***** Available data *****

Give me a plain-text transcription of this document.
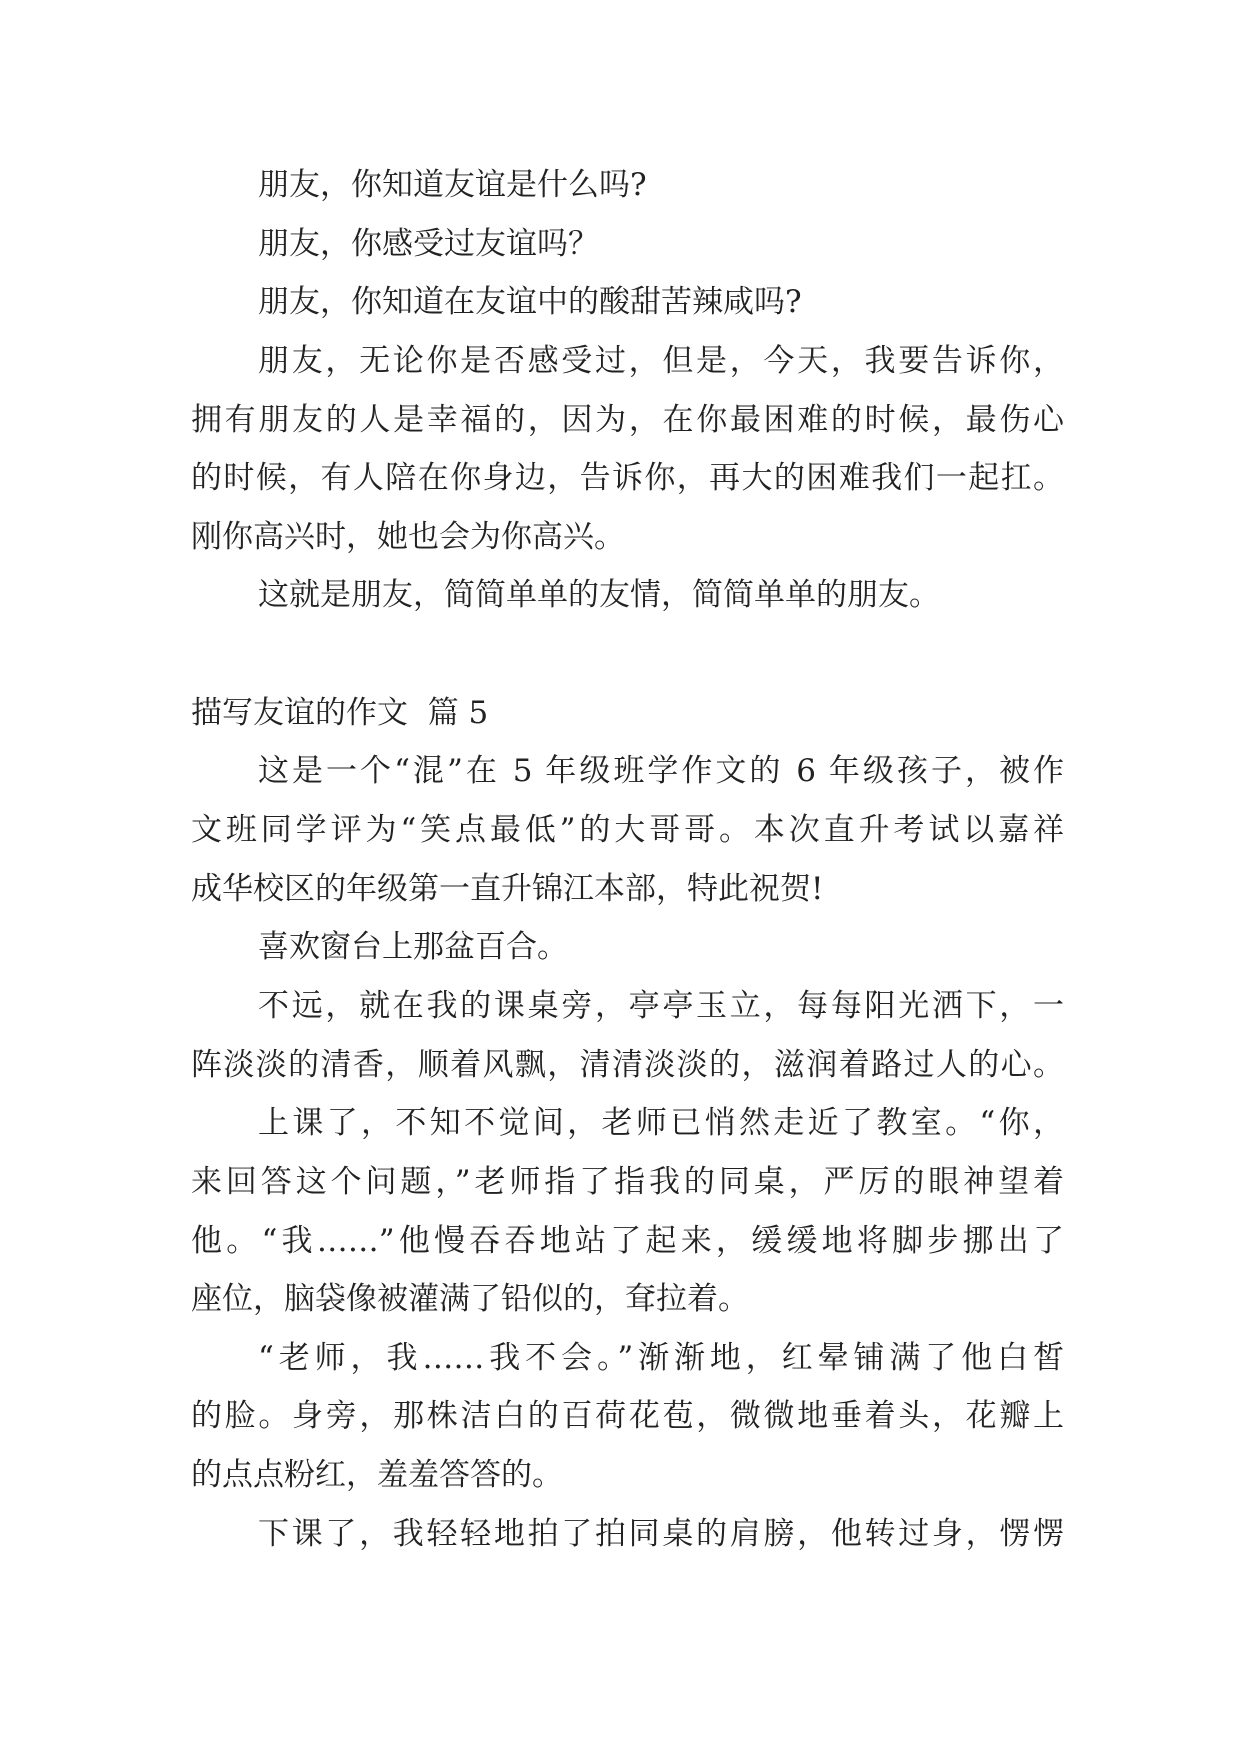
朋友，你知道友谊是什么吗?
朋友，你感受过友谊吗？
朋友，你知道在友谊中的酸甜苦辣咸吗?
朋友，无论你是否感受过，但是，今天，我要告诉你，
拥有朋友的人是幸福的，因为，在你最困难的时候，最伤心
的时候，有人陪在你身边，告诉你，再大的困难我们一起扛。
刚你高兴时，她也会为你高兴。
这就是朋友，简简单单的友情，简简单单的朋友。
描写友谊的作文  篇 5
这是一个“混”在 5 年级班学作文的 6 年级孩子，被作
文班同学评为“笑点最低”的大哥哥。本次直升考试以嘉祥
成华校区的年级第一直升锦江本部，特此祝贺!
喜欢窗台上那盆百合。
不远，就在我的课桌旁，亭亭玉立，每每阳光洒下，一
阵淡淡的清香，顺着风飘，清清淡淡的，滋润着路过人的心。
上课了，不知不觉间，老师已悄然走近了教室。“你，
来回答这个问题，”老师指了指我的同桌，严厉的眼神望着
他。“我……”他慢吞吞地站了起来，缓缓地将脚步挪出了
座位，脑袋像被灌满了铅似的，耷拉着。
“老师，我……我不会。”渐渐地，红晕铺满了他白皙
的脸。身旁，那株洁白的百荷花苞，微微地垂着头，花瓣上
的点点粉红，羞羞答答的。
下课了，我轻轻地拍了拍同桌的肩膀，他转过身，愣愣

*****

The exercise:
All of the data above should be transcribed verbatim, with pictures omitted.

Exercise output:
Give me a plain-text transcription of this document.
朋友，你知道友谊是什么吗?
朋友，你感受过友谊吗？
朋友，你知道在友谊中的酸甜苦辣咸吗?
朋友，无论你是否感受过，但是，今天，我要告诉你，
拥有朋友的人是幸福的，因为，在你最困难的时候，最伤心
的时候，有人陪在你身边，告诉你，再大的困难我们一起扛。
刚你高兴时，她也会为你高兴。
这就是朋友，简简单单的友情，简简单单的朋友。
描写友谊的作文  篇 5
这是一个“混”在 5 年级班学作文的 6 年级孩子，被作
文班同学评为“笑点最低”的大哥哥。本次直升考试以嘉祥
成华校区的年级第一直升锦江本部，特此祝贺!
喜欢窗台上那盆百合。
不远，就在我的课桌旁，亭亭玉立，每每阳光洒下，一
阵淡淡的清香，顺着风飘，清清淡淡的，滋润着路过人的心。
上课了，不知不觉间，老师已悄然走近了教室。“你，
来回答这个问题，”老师指了指我的同桌，严厉的眼神望着
他。“我……”他慢吞吞地站了起来，缓缓地将脚步挪出了
座位，脑袋像被灌满了铅似的，耷拉着。
“老师，我……我不会。”渐渐地，红晕铺满了他白皙
的脸。身旁，那株洁白的百荷花苞，微微地垂着头，花瓣上
的点点粉红，羞羞答答的。
下课了，我轻轻地拍了拍同桌的肩膀，他转过身，愣愣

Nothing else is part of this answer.